Dataset entries
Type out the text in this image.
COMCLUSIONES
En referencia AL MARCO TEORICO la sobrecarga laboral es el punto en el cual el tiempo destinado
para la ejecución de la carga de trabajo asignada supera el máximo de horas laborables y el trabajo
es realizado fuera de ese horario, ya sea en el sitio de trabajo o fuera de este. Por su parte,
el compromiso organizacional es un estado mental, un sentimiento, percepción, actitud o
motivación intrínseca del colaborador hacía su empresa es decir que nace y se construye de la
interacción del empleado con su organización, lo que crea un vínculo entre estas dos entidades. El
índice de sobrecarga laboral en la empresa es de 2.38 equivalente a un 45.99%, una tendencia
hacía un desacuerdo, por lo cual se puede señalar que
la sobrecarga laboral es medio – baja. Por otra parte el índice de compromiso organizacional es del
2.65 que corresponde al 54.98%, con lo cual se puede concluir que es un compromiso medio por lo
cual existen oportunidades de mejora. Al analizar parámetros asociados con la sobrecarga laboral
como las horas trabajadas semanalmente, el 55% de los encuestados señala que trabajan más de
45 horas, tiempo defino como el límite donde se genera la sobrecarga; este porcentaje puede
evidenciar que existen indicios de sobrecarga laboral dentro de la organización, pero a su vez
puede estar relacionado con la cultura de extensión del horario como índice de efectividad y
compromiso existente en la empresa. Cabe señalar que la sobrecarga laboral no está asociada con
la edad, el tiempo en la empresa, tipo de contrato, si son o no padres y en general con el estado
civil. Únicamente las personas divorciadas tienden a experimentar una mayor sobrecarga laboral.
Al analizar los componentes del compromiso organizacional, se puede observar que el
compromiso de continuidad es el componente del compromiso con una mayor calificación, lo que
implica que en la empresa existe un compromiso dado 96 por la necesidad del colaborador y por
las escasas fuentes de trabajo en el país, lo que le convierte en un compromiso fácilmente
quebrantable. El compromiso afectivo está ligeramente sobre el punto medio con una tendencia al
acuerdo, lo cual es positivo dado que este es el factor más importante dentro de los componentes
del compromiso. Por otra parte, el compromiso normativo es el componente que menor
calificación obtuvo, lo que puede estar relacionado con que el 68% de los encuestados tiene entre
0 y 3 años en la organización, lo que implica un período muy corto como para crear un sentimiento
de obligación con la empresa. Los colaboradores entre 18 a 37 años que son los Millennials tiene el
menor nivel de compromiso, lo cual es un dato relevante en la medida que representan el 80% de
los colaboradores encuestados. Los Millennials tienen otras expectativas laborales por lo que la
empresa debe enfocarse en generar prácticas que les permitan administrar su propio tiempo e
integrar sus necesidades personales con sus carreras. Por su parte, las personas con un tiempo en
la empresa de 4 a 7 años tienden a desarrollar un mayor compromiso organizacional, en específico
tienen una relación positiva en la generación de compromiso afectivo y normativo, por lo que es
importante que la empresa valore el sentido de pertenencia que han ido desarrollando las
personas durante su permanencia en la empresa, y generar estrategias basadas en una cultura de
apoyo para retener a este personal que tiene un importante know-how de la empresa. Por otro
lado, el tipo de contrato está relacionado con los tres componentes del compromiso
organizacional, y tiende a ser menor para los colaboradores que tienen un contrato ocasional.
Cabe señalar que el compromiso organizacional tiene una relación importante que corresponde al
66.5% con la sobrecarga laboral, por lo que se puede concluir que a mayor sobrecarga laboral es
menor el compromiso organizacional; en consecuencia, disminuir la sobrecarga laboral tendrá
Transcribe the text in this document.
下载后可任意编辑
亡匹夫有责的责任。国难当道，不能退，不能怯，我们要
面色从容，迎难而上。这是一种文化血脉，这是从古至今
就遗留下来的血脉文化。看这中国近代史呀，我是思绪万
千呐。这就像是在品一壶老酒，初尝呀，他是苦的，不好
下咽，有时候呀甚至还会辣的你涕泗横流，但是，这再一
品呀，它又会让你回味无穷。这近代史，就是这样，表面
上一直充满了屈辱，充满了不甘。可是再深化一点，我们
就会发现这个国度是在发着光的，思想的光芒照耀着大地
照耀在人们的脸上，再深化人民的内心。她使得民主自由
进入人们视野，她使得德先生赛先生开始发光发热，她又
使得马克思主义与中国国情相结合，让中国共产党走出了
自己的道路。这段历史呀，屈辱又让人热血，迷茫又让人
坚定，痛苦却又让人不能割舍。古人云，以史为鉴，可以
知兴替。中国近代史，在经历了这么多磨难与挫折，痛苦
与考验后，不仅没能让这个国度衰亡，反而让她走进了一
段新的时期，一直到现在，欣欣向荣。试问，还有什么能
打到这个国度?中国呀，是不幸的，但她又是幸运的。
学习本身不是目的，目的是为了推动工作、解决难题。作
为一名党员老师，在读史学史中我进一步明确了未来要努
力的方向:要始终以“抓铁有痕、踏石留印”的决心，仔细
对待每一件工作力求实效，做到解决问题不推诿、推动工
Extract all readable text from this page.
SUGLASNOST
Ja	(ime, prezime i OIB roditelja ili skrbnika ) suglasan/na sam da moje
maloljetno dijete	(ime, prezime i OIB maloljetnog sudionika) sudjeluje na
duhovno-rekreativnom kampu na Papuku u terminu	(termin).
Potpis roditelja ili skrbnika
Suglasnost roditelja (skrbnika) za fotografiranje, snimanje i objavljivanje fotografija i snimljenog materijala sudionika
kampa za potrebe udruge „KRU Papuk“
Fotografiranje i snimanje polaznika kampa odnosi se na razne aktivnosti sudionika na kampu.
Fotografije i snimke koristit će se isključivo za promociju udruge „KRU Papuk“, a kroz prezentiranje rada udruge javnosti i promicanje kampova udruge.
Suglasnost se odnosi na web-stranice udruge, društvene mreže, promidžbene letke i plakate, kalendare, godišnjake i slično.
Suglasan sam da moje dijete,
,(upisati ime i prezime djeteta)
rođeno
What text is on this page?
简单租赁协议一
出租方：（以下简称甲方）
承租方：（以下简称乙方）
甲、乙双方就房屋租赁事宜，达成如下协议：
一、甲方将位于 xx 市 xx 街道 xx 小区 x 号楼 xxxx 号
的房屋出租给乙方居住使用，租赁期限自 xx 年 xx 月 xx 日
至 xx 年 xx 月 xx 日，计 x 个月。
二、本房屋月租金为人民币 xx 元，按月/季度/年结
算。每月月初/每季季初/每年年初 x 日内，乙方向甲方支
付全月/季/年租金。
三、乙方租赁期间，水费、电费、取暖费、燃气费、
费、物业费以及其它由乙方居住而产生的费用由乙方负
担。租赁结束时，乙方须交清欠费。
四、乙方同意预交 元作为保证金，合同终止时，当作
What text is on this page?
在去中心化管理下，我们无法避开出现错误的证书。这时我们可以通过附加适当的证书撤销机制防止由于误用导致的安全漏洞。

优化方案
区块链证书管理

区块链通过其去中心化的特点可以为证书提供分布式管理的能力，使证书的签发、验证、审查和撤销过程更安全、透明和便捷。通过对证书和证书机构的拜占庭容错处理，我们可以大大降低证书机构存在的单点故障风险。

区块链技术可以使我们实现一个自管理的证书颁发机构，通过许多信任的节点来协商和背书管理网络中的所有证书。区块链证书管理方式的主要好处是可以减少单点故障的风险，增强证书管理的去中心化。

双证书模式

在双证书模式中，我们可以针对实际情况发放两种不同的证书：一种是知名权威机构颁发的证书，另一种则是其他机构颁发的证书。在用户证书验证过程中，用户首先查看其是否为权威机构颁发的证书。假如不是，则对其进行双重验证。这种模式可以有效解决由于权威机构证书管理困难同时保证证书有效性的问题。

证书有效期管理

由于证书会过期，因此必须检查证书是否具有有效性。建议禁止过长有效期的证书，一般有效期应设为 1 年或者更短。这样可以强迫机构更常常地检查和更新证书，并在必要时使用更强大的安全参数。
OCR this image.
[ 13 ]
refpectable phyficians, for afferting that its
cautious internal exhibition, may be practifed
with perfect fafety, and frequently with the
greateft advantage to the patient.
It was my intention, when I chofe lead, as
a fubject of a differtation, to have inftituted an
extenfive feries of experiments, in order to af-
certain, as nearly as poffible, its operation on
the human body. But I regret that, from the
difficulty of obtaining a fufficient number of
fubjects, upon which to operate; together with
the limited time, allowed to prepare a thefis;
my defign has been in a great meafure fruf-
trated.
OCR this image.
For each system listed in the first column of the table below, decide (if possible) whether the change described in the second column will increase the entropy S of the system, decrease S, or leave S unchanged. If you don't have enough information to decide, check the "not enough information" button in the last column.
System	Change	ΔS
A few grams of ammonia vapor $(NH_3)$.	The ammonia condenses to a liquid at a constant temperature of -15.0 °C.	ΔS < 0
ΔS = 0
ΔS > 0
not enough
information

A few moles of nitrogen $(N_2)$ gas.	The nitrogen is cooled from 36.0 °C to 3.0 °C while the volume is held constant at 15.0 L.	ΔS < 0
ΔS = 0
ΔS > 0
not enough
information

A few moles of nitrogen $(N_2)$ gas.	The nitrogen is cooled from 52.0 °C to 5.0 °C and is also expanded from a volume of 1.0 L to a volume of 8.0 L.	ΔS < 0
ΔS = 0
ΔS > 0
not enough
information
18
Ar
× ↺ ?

▶ **Required task**
Only a number is wanted: how many lines contain "personas"?

▶ **Output**
3